## [WHAT YOU HAVE TO DO]
Would you output the lines from the one with "Output a JSON" through the last line of the material below, exactly, but without pictures?

## [Figure record listings]

* BEGIN *

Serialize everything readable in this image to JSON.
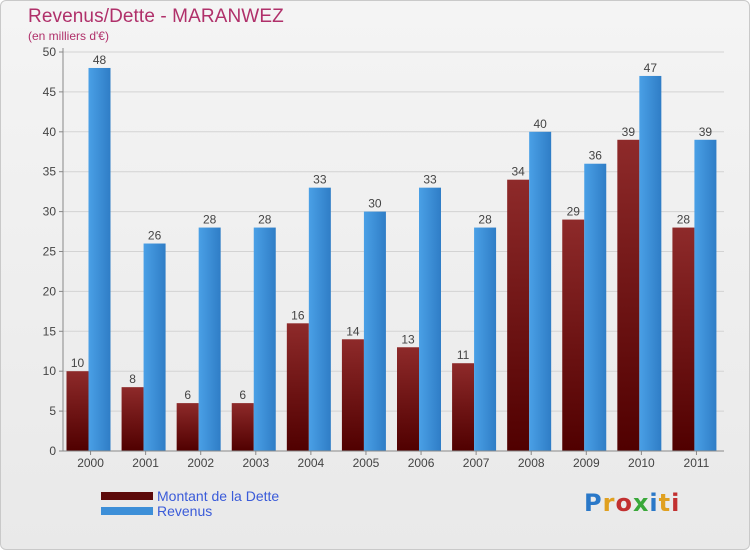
{
  "title": "Revenus/Dette - MARANWEZ",
  "subtitle": "(en milliers d'€)",
  "chart_data": {
    "type": "bar",
    "title": "Revenus/Dette - MARANWEZ",
    "subtitle": "(en milliers d'€)",
    "categories": [
      "2000",
      "2001",
      "2002",
      "2003",
      "2004",
      "2005",
      "2006",
      "2007",
      "2008",
      "2009",
      "2010",
      "2011"
    ],
    "series": [
      {
        "name": "Montant de la Dette",
        "values": [
          10,
          8,
          6,
          6,
          16,
          14,
          13,
          11,
          34,
          29,
          39,
          28
        ],
        "color": "#7a1e1e"
      },
      {
        "name": "Revenus",
        "values": [
          48,
          26,
          28,
          28,
          33,
          30,
          33,
          28,
          40,
          36,
          47,
          39
        ],
        "color": "#3d8fd8"
      }
    ],
    "ylim": [
      0,
      50
    ],
    "yticks": [
      0,
      5,
      10,
      15,
      20,
      25,
      30,
      35,
      40,
      45,
      50
    ],
    "grid": "horizontal",
    "legend_position": "bottom-left",
    "data_labels": true
  },
  "legend": {
    "items": [
      {
        "label": "Montant de la Dette",
        "color": "#5c0a0a"
      },
      {
        "label": "Revenus",
        "color": "#3d8fd8"
      }
    ]
  },
  "logo": {
    "text": "Proxiti",
    "colors": [
      "#2a78c8",
      "#e0a020",
      "#c23030",
      "#3aa83a",
      "#2a78c8",
      "#e0a020",
      "#c23030"
    ]
  }
}
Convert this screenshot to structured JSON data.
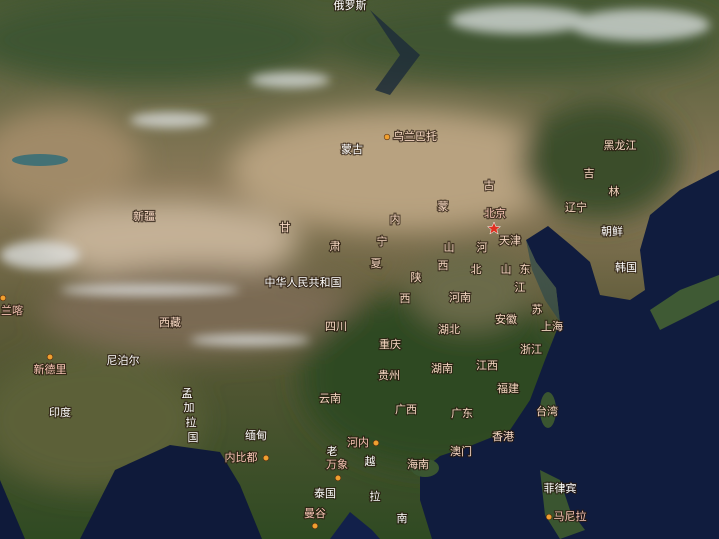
{
  "map": {
    "labels": [
      {
        "text": "俄罗斯",
        "color": "#ffffff"
      },
      {
        "text": "乌兰巴托",
        "color": "#f6d7c2"
      },
      {
        "text": "蒙古",
        "color": "#ffffff"
      },
      {
        "text": "黑龙江",
        "color": "#f6d7c2"
      },
      {
        "text": "吉",
        "color": "#f6d7c2"
      },
      {
        "text": "林",
        "color": "#f6d7c2"
      },
      {
        "text": "辽宁",
        "color": "#f6d7c2"
      },
      {
        "text": "朝鲜",
        "color": "#ffffff"
      },
      {
        "text": "韩国",
        "color": "#ffffff"
      },
      {
        "text": "新疆",
        "color": "#f6d7c2"
      },
      {
        "text": "古",
        "color": "#f6d7c2"
      },
      {
        "text": "蒙",
        "color": "#f6d7c2"
      },
      {
        "text": "内",
        "color": "#f6d7c2"
      },
      {
        "text": "北京",
        "color": "#f6c3b4"
      },
      {
        "text": "天津",
        "color": "#f6d7c2"
      },
      {
        "text": "甘",
        "color": "#f6d7c2"
      },
      {
        "text": "肃",
        "color": "#f6d7c2"
      },
      {
        "text": "宁",
        "color": "#f6d7c2"
      },
      {
        "text": "夏",
        "color": "#f6d7c2"
      },
      {
        "text": "山",
        "color": "#f6d7c2"
      },
      {
        "text": "西",
        "color": "#f6d7c2"
      },
      {
        "text": "河",
        "color": "#f6d7c2"
      },
      {
        "text": "北",
        "color": "#f6d7c2"
      },
      {
        "text": "山",
        "color": "#f6d7c2"
      },
      {
        "text": "东",
        "color": "#f6d7c2"
      },
      {
        "text": "陕",
        "color": "#f6d7c2"
      },
      {
        "text": "西",
        "color": "#f6d7c2"
      },
      {
        "text": "中华人民共和国",
        "color": "#ffffff"
      },
      {
        "text": "河南",
        "color": "#f6d7c2"
      },
      {
        "text": "江",
        "color": "#f6d7c2"
      },
      {
        "text": "苏",
        "color": "#f6d7c2"
      },
      {
        "text": "西藏",
        "color": "#f6d7c2"
      },
      {
        "text": "四川",
        "color": "#f6d7c2"
      },
      {
        "text": "湖北",
        "color": "#f6d7c2"
      },
      {
        "text": "安徽",
        "color": "#f6d7c2"
      },
      {
        "text": "上海",
        "color": "#f6d7c2"
      },
      {
        "text": "重庆",
        "color": "#f6d7c2"
      },
      {
        "text": "浙江",
        "color": "#f6d7c2"
      },
      {
        "text": "尼泊尔",
        "color": "#ffffff"
      },
      {
        "text": "新德里",
        "color": "#f6c3b4"
      },
      {
        "text": "贵州",
        "color": "#f6d7c2"
      },
      {
        "text": "湖南",
        "color": "#f6d7c2"
      },
      {
        "text": "江西",
        "color": "#f6d7c2"
      },
      {
        "text": "孟",
        "color": "#ffffff"
      },
      {
        "text": "加",
        "color": "#ffffff"
      },
      {
        "text": "拉",
        "color": "#ffffff"
      },
      {
        "text": "国",
        "color": "#ffffff"
      },
      {
        "text": "福建",
        "color": "#f6d7c2"
      },
      {
        "text": "印度",
        "color": "#ffffff"
      },
      {
        "text": "云南",
        "color": "#f6d7c2"
      },
      {
        "text": "广西",
        "color": "#f6d7c2"
      },
      {
        "text": "广东",
        "color": "#f6d7c2"
      },
      {
        "text": "台湾",
        "color": "#f6d7c2"
      },
      {
        "text": "缅甸",
        "color": "#ffffff"
      },
      {
        "text": "香港",
        "color": "#f6d7c2"
      },
      {
        "text": "河内",
        "color": "#f6c3b4"
      },
      {
        "text": "老",
        "color": "#ffffff"
      },
      {
        "text": "澳门",
        "color": "#f6d7c2"
      },
      {
        "text": "内比都",
        "color": "#f6c3b4"
      },
      {
        "text": "万象",
        "color": "#f6c3b4"
      },
      {
        "text": "越",
        "color": "#ffffff"
      },
      {
        "text": "海南",
        "color": "#f6d7c2"
      },
      {
        "text": "泰国",
        "color": "#ffffff"
      },
      {
        "text": "拉",
        "color": "#ffffff"
      },
      {
        "text": "菲律宾",
        "color": "#ffffff"
      },
      {
        "text": "曼谷",
        "color": "#f6c3b4"
      },
      {
        "text": "南",
        "color": "#ffffff"
      },
      {
        "text": "马尼拉",
        "color": "#f6c3b4"
      },
      {
        "text": "兰喀",
        "color": "#f6c3b4"
      }
    ]
  }
}
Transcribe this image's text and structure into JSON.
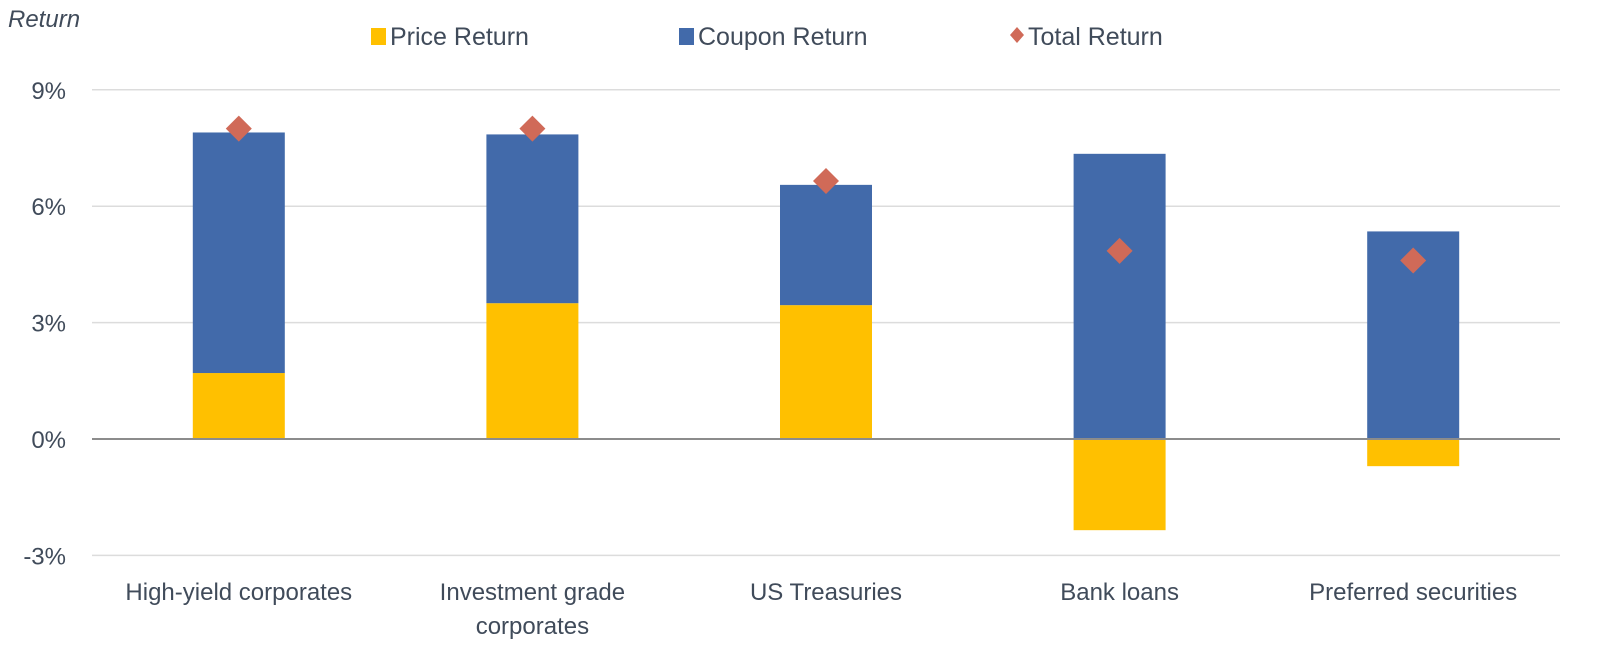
{
  "chart_data": {
    "type": "bar",
    "stacked": true,
    "ylabel": "Return",
    "ylim": [
      -3,
      9
    ],
    "yticks": [
      "9%",
      "6%",
      "3%",
      "0%",
      "-3%"
    ],
    "ytick_values": [
      9,
      6,
      3,
      0,
      -3
    ],
    "grid": true,
    "legend_position": "top",
    "categories": [
      [
        "High-yield corporates"
      ],
      [
        "Investment grade",
        "corporates"
      ],
      [
        "US Treasuries"
      ],
      [
        "Bank loans"
      ],
      [
        "Preferred securities"
      ]
    ],
    "series": [
      {
        "name": "Price Return",
        "type": "bar",
        "color": "#FFC000",
        "values": [
          1.7,
          3.5,
          3.45,
          -2.35,
          -0.7
        ]
      },
      {
        "name": "Coupon Return",
        "type": "bar",
        "color": "#426AAA",
        "values": [
          6.2,
          4.35,
          3.1,
          7.35,
          5.35
        ]
      },
      {
        "name": "Total Return",
        "type": "marker",
        "marker": "diamond",
        "color": "#D06A58",
        "values": [
          8.0,
          8.0,
          6.65,
          4.85,
          4.6
        ]
      }
    ]
  }
}
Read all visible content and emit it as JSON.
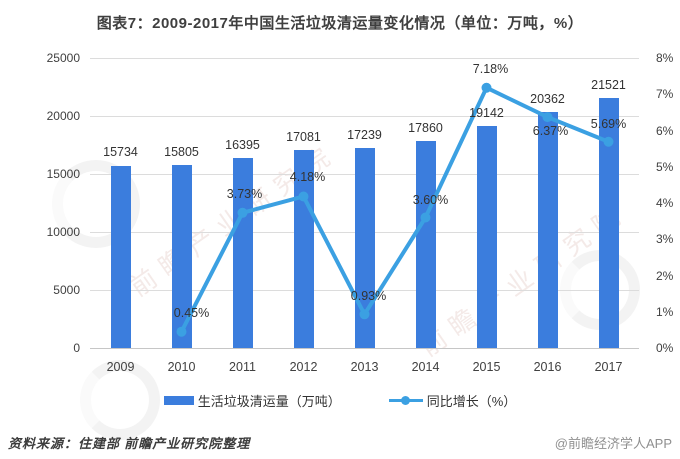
{
  "chart_data": {
    "type": "combo-bar-line",
    "title": "图表7：2009-2017年中国生活垃圾清运量变化情况（单位：万吨，%）",
    "categories": [
      "2009",
      "2010",
      "2011",
      "2012",
      "2013",
      "2014",
      "2015",
      "2016",
      "2017"
    ],
    "series": [
      {
        "name": "生活垃圾清运量（万吨）",
        "type": "bar",
        "color": "#3b7ddd",
        "values": [
          15734,
          15805,
          16395,
          17081,
          17239,
          17860,
          19142,
          20362,
          21521
        ],
        "value_labels": [
          "15734",
          "15805",
          "16395",
          "17081",
          "17239",
          "17860",
          "19142",
          "20362",
          "21521"
        ]
      },
      {
        "name": "同比增长（%）",
        "type": "line",
        "color": "#3ba0e2",
        "values": [
          null,
          0.45,
          3.73,
          4.18,
          0.93,
          3.6,
          7.18,
          6.37,
          5.69
        ],
        "value_labels": [
          null,
          "0.45%",
          "3.73%",
          "4.18%",
          "0.93%",
          "3.60%",
          "7.18%",
          "6.37%",
          "5.69%"
        ]
      }
    ],
    "y_axis_left": {
      "ticks": [
        "0",
        "5000",
        "10000",
        "15000",
        "20000",
        "25000"
      ],
      "min": 0,
      "max": 25000
    },
    "y_axis_right": {
      "ticks": [
        "0%",
        "1%",
        "2%",
        "3%",
        "4%",
        "5%",
        "6%",
        "7%",
        "8%"
      ],
      "min": 0,
      "max": 8
    },
    "grid": "horizontal",
    "legend_position": "bottom"
  },
  "footer": {
    "source": "资料来源：住建部   前瞻产业研究院整理",
    "credit": "@前瞻经济学人APP"
  },
  "watermark": {
    "text": "前瞻产业研究院",
    "logo_name": "qianzhan-logo"
  }
}
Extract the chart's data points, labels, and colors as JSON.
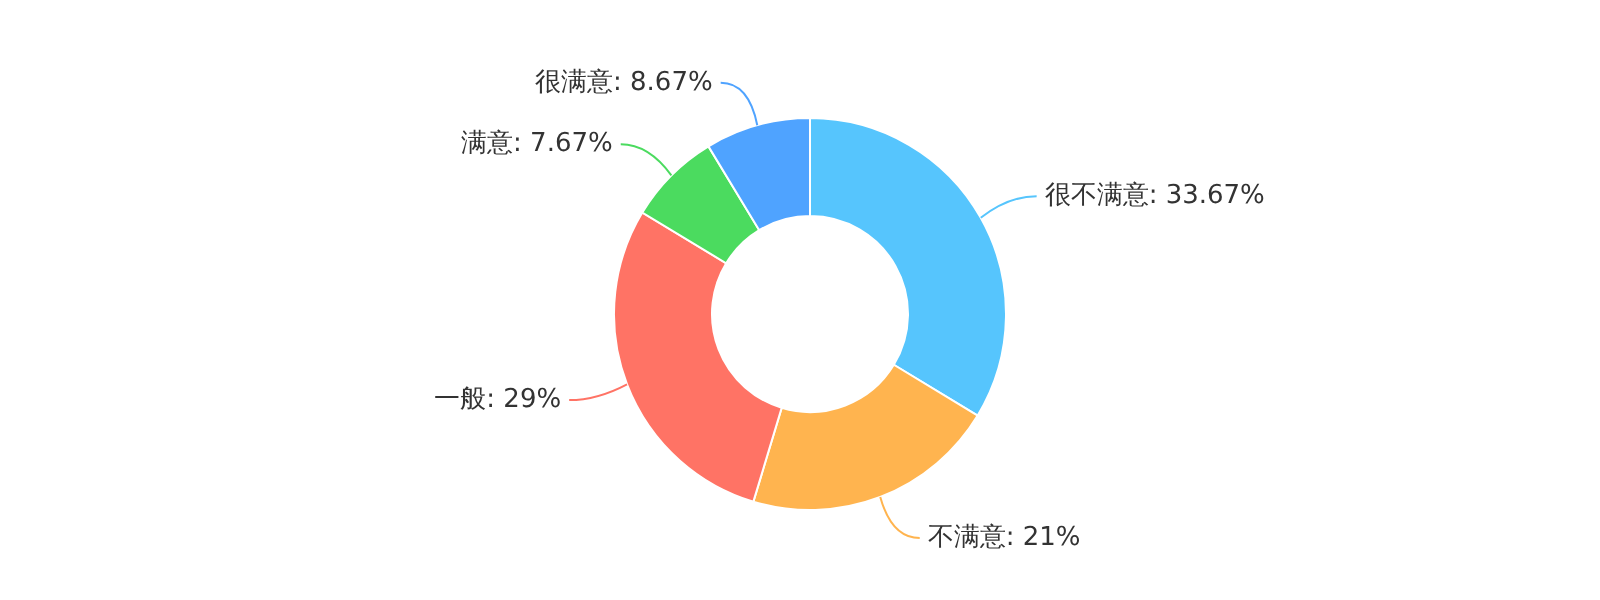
{
  "chart_data": {
    "type": "donut",
    "categories": [
      "很不满意",
      "不满意",
      "一般",
      "满意",
      "很满意"
    ],
    "values": [
      33.67,
      21,
      29,
      7.67,
      8.67
    ],
    "value_labels": [
      "33.67%",
      "21%",
      "29%",
      "7.67%",
      "8.67%"
    ],
    "colors": [
      "#56c5fd",
      "#ffb44f",
      "#ff7365",
      "#4bdb5f",
      "#4fa3ff"
    ],
    "legend": false
  }
}
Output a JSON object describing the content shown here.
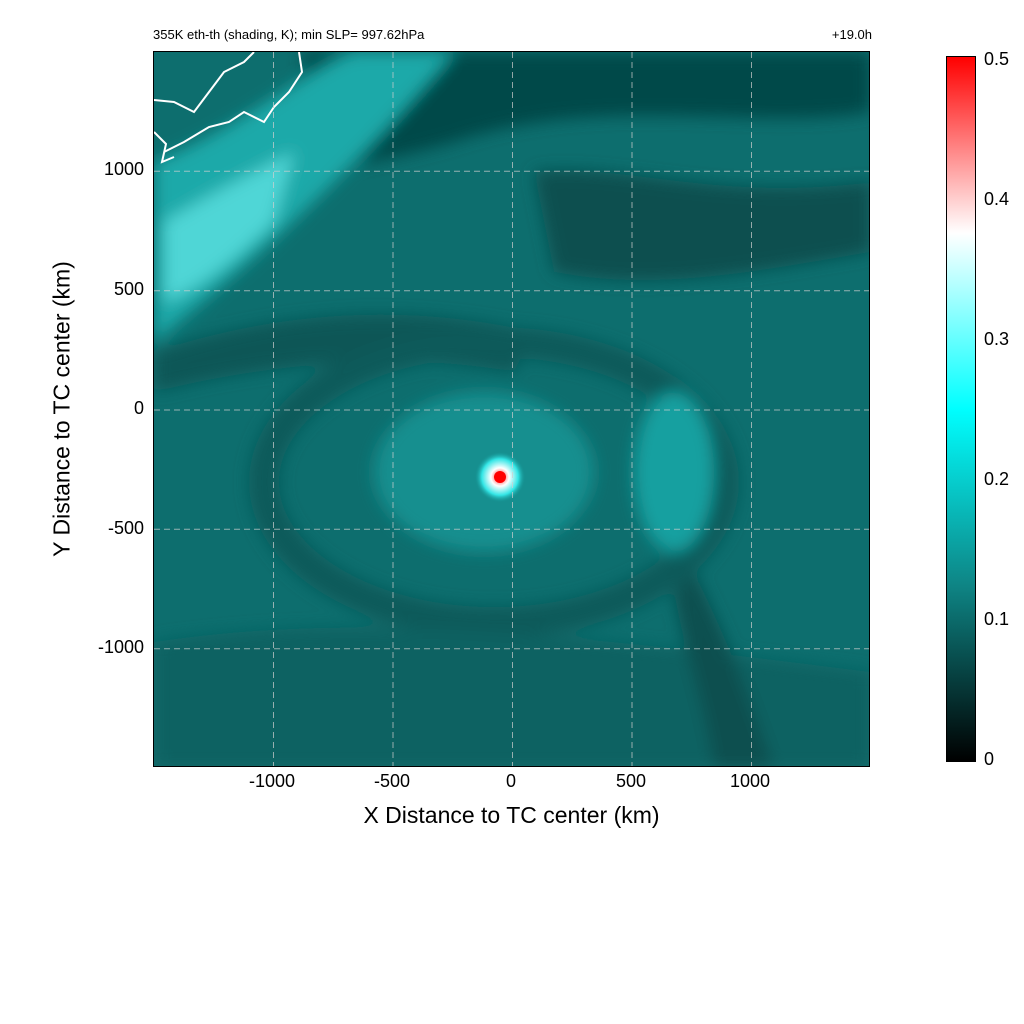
{
  "title_left": "355K eth-th (shading, K); min SLP= 997.62hPa",
  "title_right": "+19.0h",
  "chart_data": {
    "type": "heatmap",
    "title": "355K eth-th (shading, K); min SLP= 997.62hPa",
    "valid_time": "+19.0h",
    "xlabel": "X Distance to TC center (km)",
    "ylabel": "Y Distance to TC center (km)",
    "xlim": [
      -1500,
      1500
    ],
    "ylim": [
      -1500,
      1500
    ],
    "xticks": [
      "-1000",
      "-500",
      "0",
      "500",
      "1000"
    ],
    "yticks": [
      "1000",
      "500",
      "0",
      "-500",
      "-1000"
    ],
    "grid": true,
    "colorbar": {
      "ticks": [
        "0.5",
        "0.4",
        "0.3",
        "0.2",
        "0.1",
        "0"
      ],
      "range": [
        0,
        0.5
      ],
      "colors": [
        "#000000",
        "#0e8585",
        "#00ffff",
        "#ffffff",
        "#ff0000"
      ]
    },
    "features": [
      {
        "label": "TC core maximum",
        "x": -50,
        "y": -280,
        "value": 0.5
      },
      {
        "label": "high values NW band",
        "x": -1250,
        "y": 700,
        "value": 0.2
      }
    ]
  }
}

* END *

## [THE COMPLETED TASK]
Output a JSON object describing the content shown here.
{
  "title_left": "355K eth-th (shading, K); min SLP= 997.62hPa",
  "title_right": "+19.0h",
  "chart_data": {
    "type": "heatmap",
    "title": "355K eth-th (shading, K); min SLP= 997.62hPa",
    "valid_time": "+19.0h",
    "xlabel": "X Distance to TC center (km)",
    "ylabel": "Y Distance to TC center (km)",
    "xlim": [
      -1500,
      1500
    ],
    "ylim": [
      -1500,
      1500
    ],
    "xticks": [
      "-1000",
      "-500",
      "0",
      "500",
      "1000"
    ],
    "yticks": [
      "1000",
      "500",
      "0",
      "-500",
      "-1000"
    ],
    "grid": true,
    "colorbar": {
      "ticks": [
        "0.5",
        "0.4",
        "0.3",
        "0.2",
        "0.1",
        "0"
      ],
      "range": [
        0,
        0.5
      ],
      "colors": [
        "#000000",
        "#0e8585",
        "#00ffff",
        "#ffffff",
        "#ff0000"
      ]
    },
    "features": [
      {
        "label": "TC core maximum",
        "x": -50,
        "y": -280,
        "value": 0.5
      },
      {
        "label": "high values NW band",
        "x": -1250,
        "y": 700,
        "value": 0.2
      }
    ]
  }
}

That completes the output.